Task to complete: Could you copy out every line of all the items below, character for character?
· · · ·
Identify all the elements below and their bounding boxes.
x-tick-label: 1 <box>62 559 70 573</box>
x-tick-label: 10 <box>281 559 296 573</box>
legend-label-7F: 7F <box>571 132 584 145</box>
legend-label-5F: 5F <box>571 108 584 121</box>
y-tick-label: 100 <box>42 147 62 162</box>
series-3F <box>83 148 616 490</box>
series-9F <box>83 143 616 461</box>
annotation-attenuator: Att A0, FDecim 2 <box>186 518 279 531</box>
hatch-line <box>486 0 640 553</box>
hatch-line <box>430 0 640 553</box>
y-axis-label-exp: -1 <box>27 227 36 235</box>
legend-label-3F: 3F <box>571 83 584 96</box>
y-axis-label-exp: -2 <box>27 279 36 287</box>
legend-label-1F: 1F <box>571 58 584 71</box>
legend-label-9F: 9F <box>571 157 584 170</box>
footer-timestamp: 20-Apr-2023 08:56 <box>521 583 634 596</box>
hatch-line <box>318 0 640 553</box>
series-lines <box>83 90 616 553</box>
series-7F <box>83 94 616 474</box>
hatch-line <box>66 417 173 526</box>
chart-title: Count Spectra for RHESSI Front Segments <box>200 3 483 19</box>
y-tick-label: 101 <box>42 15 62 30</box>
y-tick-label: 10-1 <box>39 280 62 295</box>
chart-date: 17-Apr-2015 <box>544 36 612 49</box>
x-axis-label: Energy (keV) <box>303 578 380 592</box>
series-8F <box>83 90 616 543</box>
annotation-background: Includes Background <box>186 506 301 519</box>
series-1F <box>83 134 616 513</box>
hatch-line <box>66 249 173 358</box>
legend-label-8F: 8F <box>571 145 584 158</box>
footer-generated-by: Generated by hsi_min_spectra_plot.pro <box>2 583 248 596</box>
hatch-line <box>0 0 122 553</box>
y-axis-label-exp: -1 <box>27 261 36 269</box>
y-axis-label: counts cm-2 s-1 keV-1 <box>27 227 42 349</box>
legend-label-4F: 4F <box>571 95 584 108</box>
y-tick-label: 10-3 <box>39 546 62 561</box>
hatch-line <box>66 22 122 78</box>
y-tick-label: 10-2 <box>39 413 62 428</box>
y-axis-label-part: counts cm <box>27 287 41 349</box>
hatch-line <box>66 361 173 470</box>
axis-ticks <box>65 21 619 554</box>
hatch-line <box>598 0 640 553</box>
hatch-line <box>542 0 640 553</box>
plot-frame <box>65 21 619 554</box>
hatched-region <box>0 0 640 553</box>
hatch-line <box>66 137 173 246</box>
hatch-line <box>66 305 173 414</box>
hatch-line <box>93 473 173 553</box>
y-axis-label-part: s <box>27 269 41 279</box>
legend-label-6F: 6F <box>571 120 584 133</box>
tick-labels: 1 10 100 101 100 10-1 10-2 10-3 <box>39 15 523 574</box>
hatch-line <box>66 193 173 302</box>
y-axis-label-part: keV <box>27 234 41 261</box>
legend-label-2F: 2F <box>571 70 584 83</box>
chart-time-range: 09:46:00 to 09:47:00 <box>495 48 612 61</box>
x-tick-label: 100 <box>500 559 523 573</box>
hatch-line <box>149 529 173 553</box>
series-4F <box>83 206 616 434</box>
· · · ·
Expected output:
Identify all the elements below and their bounding boxes.
x-tick-label: 1 <box>62 559 70 573</box>
x-tick-label: 10 <box>281 559 296 573</box>
legend-label-7F: 7F <box>571 132 584 145</box>
legend-label-5F: 5F <box>571 108 584 121</box>
y-tick-label: 100 <box>42 147 62 162</box>
series-3F <box>83 148 616 490</box>
series-9F <box>83 143 616 461</box>
annotation-attenuator: Att A0, FDecim 2 <box>186 518 279 531</box>
hatch-line <box>486 0 640 553</box>
hatch-line <box>430 0 640 553</box>
y-axis-label-exp: -1 <box>27 227 36 235</box>
legend-label-3F: 3F <box>571 83 584 96</box>
y-axis-label-exp: -2 <box>27 279 36 287</box>
legend-label-1F: 1F <box>571 58 584 71</box>
legend-label-9F: 9F <box>571 157 584 170</box>
footer-timestamp: 20-Apr-2023 08:56 <box>521 583 634 596</box>
hatch-line <box>318 0 640 553</box>
series-lines <box>83 90 616 553</box>
series-7F <box>83 94 616 474</box>
hatch-line <box>66 417 173 526</box>
chart-title: Count Spectra for RHESSI Front Segments <box>200 3 483 19</box>
y-tick-label: 101 <box>42 15 62 30</box>
y-tick-label: 10-1 <box>39 280 62 295</box>
chart-date: 17-Apr-2015 <box>544 36 612 49</box>
x-axis-label: Energy (keV) <box>303 578 380 592</box>
series-8F <box>83 90 616 543</box>
annotation-background: Includes Background <box>186 506 301 519</box>
series-1F <box>83 134 616 513</box>
hatch-line <box>66 249 173 358</box>
legend-label-8F: 8F <box>571 145 584 158</box>
footer-generated-by: Generated by hsi_min_spectra_plot.pro <box>2 583 248 596</box>
hatch-line <box>0 0 122 553</box>
y-axis-label-exp: -1 <box>27 261 36 269</box>
y-axis-label: counts cm-2 s-1 keV-1 <box>27 227 42 349</box>
legend-label-4F: 4F <box>571 95 584 108</box>
y-tick-label: 10-3 <box>39 546 62 561</box>
hatch-line <box>66 22 122 78</box>
y-tick-label: 10-2 <box>39 413 62 428</box>
y-axis-label-part: counts cm <box>27 287 41 349</box>
hatch-line <box>66 361 173 470</box>
axis-ticks <box>65 21 619 554</box>
hatch-line <box>598 0 640 553</box>
hatch-line <box>542 0 640 553</box>
plot-frame <box>65 21 619 554</box>
hatched-region <box>0 0 640 553</box>
hatch-line <box>66 137 173 246</box>
hatch-line <box>66 305 173 414</box>
hatch-line <box>93 473 173 553</box>
y-axis-label-part: s <box>27 269 41 279</box>
legend-label-6F: 6F <box>571 120 584 133</box>
tick-labels: 1 10 100 101 100 10-1 10-2 10-3 <box>39 15 523 574</box>
hatch-line <box>66 193 173 302</box>
y-axis-label-part: keV <box>27 234 41 261</box>
legend-label-2F: 2F <box>571 70 584 83</box>
chart-time-range: 09:46:00 to 09:47:00 <box>495 48 612 61</box>
x-tick-label: 100 <box>500 559 523 573</box>
hatch-line <box>149 529 173 553</box>
series-4F <box>83 206 616 434</box>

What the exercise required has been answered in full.